Data records:

_____

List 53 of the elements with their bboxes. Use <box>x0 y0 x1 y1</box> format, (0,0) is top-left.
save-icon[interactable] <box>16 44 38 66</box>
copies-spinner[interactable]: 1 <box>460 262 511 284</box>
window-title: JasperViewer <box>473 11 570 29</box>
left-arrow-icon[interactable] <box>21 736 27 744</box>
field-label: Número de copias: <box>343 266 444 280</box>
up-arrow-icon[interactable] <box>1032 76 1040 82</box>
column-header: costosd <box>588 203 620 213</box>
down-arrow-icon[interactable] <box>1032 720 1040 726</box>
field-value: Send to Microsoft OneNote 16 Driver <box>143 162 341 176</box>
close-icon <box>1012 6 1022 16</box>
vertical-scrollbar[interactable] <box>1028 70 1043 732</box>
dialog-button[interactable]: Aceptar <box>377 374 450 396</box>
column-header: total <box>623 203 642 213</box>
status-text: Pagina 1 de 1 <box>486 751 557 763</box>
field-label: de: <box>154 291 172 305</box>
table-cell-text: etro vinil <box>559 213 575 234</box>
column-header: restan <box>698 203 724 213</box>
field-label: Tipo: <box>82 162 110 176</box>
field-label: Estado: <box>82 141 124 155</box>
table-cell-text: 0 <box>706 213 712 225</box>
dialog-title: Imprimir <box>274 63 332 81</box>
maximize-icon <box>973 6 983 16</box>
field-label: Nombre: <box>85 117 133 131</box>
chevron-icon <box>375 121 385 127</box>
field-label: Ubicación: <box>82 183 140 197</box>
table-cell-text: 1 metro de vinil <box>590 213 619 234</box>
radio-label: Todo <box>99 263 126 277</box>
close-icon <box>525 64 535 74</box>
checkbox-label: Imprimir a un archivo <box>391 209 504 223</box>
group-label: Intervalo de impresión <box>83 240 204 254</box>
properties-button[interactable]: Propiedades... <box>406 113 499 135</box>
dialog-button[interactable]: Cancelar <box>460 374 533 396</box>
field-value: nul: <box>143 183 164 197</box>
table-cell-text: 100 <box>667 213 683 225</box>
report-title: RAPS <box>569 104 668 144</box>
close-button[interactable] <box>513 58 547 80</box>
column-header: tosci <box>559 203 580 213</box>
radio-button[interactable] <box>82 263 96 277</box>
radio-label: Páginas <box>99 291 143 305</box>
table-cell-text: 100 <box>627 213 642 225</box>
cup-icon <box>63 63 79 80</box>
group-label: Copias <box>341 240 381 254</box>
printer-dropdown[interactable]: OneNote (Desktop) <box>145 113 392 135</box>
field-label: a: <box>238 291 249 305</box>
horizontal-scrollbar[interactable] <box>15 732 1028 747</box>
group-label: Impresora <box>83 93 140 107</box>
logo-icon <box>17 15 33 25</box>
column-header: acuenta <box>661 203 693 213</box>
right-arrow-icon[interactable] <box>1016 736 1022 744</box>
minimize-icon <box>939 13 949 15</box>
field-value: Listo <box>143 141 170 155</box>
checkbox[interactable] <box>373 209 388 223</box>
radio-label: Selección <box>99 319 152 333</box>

_____

Given instruction:
Write out the rows above word for word, starting with the first one and ending with the one that contains "window-title: JasperViewer <box>473", including both.

Response:
List 53 of the elements with their bboxes. Use <box>x0 y0 x1 y1</box> format, (0,0) is top-left.
save-icon[interactable] <box>16 44 38 66</box>
copies-spinner[interactable]: 1 <box>460 262 511 284</box>
window-title: JasperViewer <box>473 11 570 29</box>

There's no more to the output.